— start Available records —
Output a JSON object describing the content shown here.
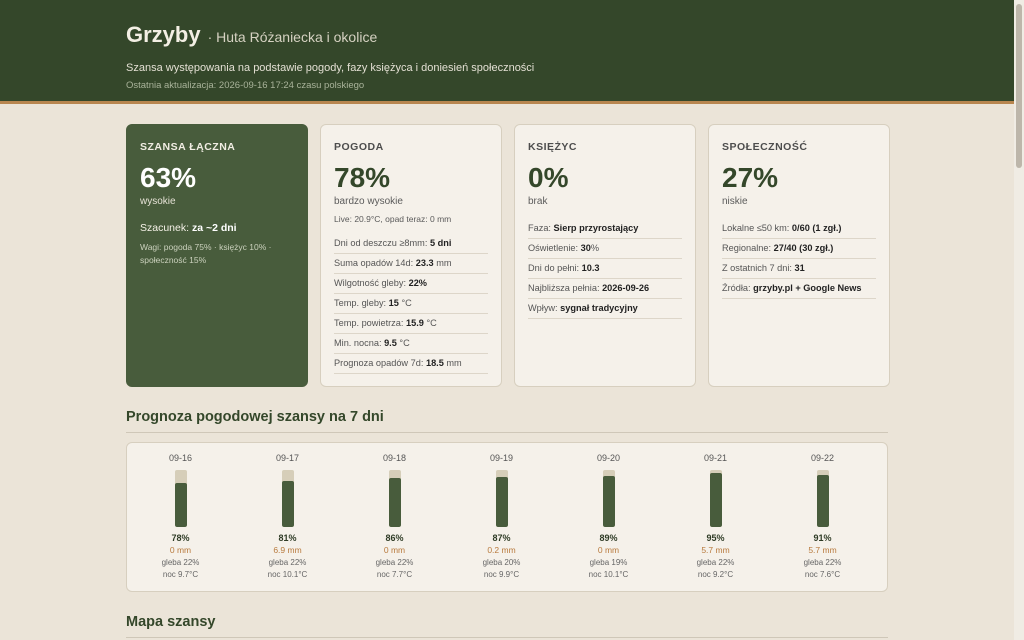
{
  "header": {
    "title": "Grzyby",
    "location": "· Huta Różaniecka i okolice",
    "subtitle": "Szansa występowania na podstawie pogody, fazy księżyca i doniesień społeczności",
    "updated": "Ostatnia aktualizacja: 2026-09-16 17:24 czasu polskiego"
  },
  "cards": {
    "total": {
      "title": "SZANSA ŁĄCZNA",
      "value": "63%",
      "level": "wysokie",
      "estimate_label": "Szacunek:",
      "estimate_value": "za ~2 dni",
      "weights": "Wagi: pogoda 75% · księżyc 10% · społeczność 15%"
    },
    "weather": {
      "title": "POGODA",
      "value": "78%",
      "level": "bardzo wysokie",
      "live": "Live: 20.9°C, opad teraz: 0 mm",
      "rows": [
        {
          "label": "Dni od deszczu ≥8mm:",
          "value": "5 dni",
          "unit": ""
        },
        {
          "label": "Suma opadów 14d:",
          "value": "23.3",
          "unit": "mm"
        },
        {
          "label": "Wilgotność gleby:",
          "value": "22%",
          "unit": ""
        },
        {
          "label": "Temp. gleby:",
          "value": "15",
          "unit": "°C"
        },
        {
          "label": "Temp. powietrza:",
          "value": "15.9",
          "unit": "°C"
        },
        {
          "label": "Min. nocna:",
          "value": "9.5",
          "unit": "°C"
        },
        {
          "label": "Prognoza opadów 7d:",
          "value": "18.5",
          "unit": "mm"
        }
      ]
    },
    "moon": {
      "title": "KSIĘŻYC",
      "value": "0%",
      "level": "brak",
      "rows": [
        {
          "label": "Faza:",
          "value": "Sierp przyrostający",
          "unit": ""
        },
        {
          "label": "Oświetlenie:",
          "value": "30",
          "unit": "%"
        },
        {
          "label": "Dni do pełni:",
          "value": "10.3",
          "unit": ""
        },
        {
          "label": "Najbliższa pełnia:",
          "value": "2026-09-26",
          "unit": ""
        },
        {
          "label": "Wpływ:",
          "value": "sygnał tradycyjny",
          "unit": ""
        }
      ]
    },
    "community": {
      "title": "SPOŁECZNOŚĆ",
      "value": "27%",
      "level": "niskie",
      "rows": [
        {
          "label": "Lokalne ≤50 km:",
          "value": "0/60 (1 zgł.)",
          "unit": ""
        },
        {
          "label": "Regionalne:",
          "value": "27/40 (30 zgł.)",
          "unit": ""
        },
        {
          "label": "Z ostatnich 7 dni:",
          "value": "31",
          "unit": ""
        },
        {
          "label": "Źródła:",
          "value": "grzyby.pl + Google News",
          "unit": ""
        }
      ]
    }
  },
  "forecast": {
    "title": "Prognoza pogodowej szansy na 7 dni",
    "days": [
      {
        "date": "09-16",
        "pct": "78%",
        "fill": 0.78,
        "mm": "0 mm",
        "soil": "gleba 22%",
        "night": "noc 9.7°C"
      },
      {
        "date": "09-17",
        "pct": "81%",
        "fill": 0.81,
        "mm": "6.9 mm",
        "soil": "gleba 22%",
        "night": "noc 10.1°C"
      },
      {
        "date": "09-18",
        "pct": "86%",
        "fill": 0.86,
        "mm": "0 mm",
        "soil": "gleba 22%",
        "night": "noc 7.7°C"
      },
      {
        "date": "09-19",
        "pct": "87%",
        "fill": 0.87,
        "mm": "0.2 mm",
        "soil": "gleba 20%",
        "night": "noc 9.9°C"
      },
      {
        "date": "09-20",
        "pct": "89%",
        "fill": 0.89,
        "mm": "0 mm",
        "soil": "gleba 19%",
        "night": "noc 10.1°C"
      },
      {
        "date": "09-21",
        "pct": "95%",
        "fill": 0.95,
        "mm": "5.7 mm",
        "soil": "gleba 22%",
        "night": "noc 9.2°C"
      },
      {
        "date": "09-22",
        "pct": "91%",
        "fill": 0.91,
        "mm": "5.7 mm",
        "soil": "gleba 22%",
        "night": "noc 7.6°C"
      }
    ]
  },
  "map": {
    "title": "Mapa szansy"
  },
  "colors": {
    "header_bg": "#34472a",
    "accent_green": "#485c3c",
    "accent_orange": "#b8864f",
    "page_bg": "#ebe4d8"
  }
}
— end Available records —
— start Available records —
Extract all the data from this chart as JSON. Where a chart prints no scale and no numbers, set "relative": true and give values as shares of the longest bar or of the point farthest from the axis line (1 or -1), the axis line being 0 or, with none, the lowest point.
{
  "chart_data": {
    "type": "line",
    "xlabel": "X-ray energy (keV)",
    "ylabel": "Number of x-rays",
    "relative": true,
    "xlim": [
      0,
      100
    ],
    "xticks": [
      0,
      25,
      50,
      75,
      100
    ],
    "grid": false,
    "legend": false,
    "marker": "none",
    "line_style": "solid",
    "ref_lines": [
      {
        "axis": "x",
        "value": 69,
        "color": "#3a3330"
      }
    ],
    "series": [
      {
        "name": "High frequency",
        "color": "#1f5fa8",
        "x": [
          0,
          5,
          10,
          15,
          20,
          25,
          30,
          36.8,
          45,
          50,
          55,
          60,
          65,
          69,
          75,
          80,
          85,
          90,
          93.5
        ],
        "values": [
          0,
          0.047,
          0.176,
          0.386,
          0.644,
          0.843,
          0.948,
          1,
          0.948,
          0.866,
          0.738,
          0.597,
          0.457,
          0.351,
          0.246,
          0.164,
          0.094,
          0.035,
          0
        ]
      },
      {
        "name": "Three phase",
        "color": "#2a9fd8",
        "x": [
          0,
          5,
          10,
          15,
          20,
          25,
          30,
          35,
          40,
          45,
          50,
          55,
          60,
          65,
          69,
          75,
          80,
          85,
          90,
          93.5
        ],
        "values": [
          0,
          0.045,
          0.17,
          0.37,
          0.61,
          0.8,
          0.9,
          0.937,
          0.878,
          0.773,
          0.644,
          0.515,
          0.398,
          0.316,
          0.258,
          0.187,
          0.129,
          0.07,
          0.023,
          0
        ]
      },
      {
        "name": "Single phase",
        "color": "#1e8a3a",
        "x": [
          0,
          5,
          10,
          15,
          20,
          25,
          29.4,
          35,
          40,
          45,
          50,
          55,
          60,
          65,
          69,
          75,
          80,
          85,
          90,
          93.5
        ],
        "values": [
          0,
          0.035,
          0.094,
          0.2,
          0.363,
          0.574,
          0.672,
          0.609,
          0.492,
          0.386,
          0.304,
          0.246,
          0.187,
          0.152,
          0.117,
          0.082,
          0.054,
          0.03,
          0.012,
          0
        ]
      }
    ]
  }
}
— end Available records —
— start Available records —
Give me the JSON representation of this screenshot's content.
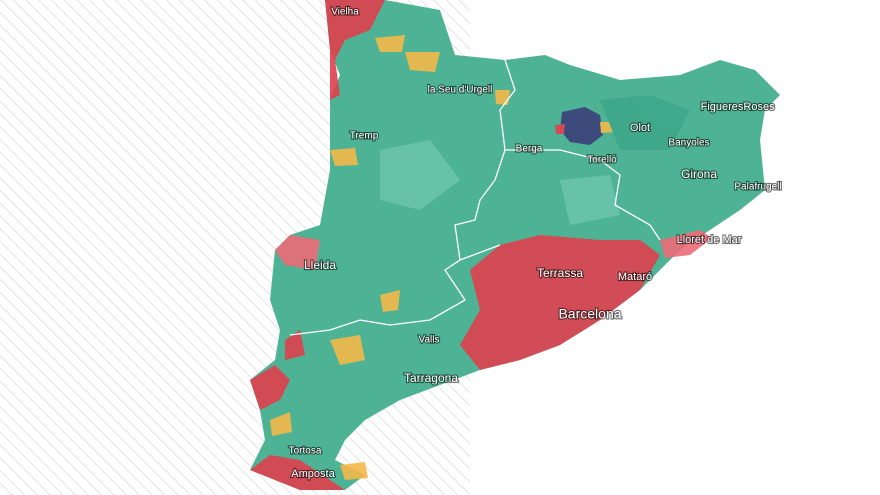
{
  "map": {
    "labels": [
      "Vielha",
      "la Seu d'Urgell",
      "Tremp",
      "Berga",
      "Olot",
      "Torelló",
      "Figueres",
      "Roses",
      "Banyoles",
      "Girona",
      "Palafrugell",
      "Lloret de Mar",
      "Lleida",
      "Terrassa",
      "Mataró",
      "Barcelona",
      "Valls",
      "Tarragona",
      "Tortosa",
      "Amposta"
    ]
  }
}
— end Available records —
Which lines hold the string "Temp"? List them all.

          "label": "Temp. gleby:",
          "label": "Temp. powietrza:",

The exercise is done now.